--- Start SUPPLIED MATERIAL ---

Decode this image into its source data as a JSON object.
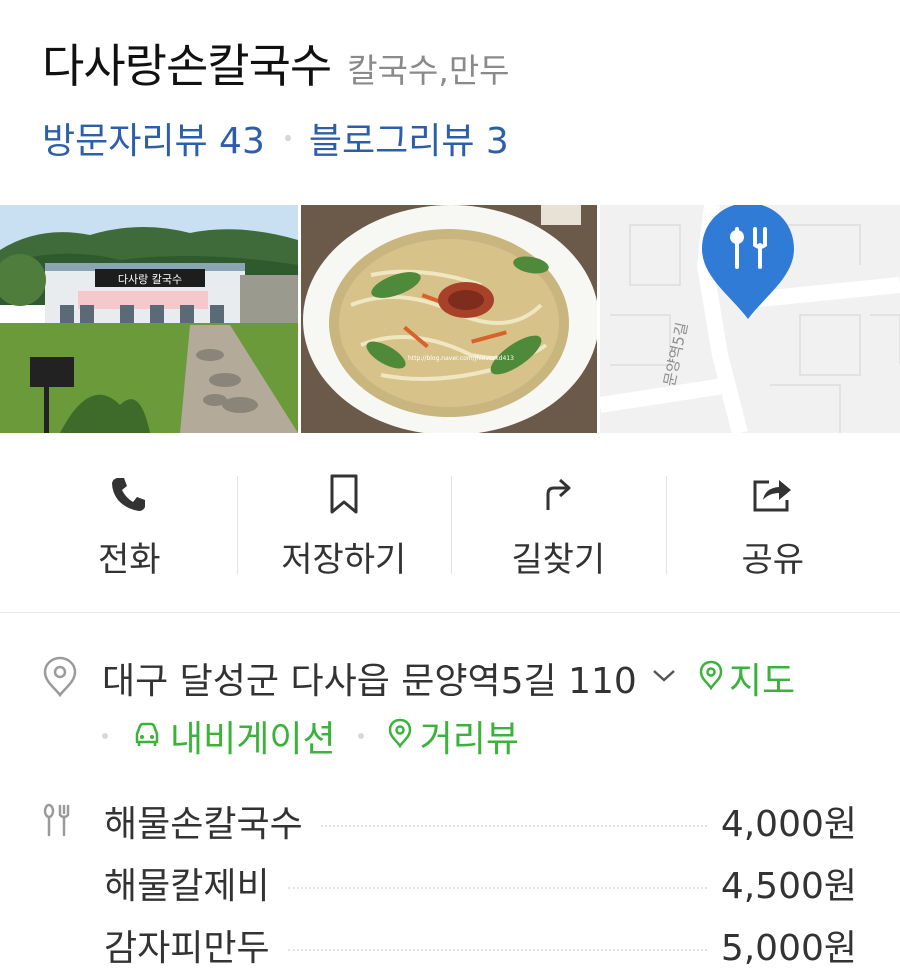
{
  "place": {
    "name": "다사랑손칼국수",
    "category": "칼국수,만두"
  },
  "reviews": {
    "visitor_label": "방문자리뷰 43",
    "blog_label": "블로그리뷰 3"
  },
  "photos": {
    "storefront_sign": "다사랑 칼국수",
    "noodle_watermark": "http://blog.naver.com/jhloverkd413",
    "map_street_label": "문양역5길"
  },
  "actions": [
    {
      "label": "전화",
      "icon": "phone-icon"
    },
    {
      "label": "저장하기",
      "icon": "bookmark-icon"
    },
    {
      "label": "길찾기",
      "icon": "directions-icon"
    },
    {
      "label": "공유",
      "icon": "share-icon"
    }
  ],
  "address": {
    "text": "대구 달성군 다사읍 문양역5길 110",
    "map_label": "지도",
    "navigation_label": "내비게이션",
    "streetview_label": "거리뷰"
  },
  "menu": [
    {
      "name": "해물손칼국수",
      "price": "4,000원"
    },
    {
      "name": "해물칼제비",
      "price": "4,500원"
    },
    {
      "name": "감자피만두",
      "price": "5,000원"
    }
  ],
  "colors": {
    "link_blue": "#2d5fa8",
    "green": "#3bb33b",
    "pin_blue": "#2f7bd6"
  }
}
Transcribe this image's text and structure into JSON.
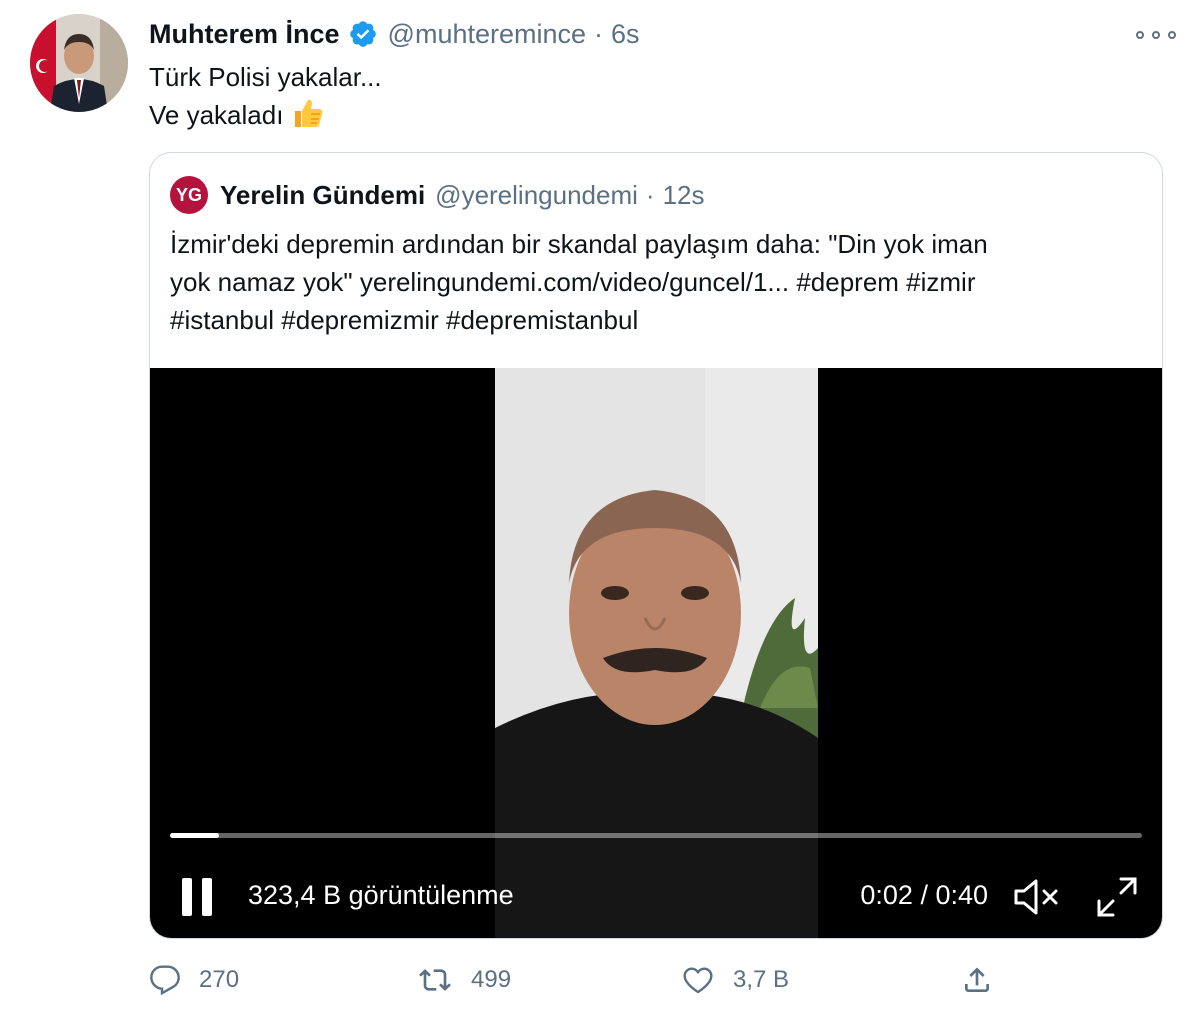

--- End SUPPLIED MATERIAL ---

#### [TASK DESCRIPTION]
Give back the entries verbatim. Do not include any picture.

#### [WRITTEN SOLUTION]
Decode this image into its source data as a JSON object.
{
  "place": {
    "name": "다사랑손칼국수",
    "category": "칼국수,만두"
  },
  "reviews": {
    "visitor_label": "방문자리뷰 43",
    "blog_label": "블로그리뷰 3"
  },
  "photos": {
    "storefront_sign": "다사랑 칼국수",
    "noodle_watermark": "http://blog.naver.com/jhloverkd413",
    "map_street_label": "문양역5길"
  },
  "actions": [
    {
      "label": "전화",
      "icon": "phone-icon"
    },
    {
      "label": "저장하기",
      "icon": "bookmark-icon"
    },
    {
      "label": "길찾기",
      "icon": "directions-icon"
    },
    {
      "label": "공유",
      "icon": "share-icon"
    }
  ],
  "address": {
    "text": "대구 달성군 다사읍 문양역5길 110",
    "map_label": "지도",
    "navigation_label": "내비게이션",
    "streetview_label": "거리뷰"
  },
  "menu": [
    {
      "name": "해물손칼국수",
      "price": "4,000원"
    },
    {
      "name": "해물칼제비",
      "price": "4,500원"
    },
    {
      "name": "감자피만두",
      "price": "5,000원"
    }
  ],
  "colors": {
    "link_blue": "#2d5fa8",
    "green": "#3bb33b",
    "pin_blue": "#2f7bd6"
  }
}
Transcribe this image's text and structure into JSON.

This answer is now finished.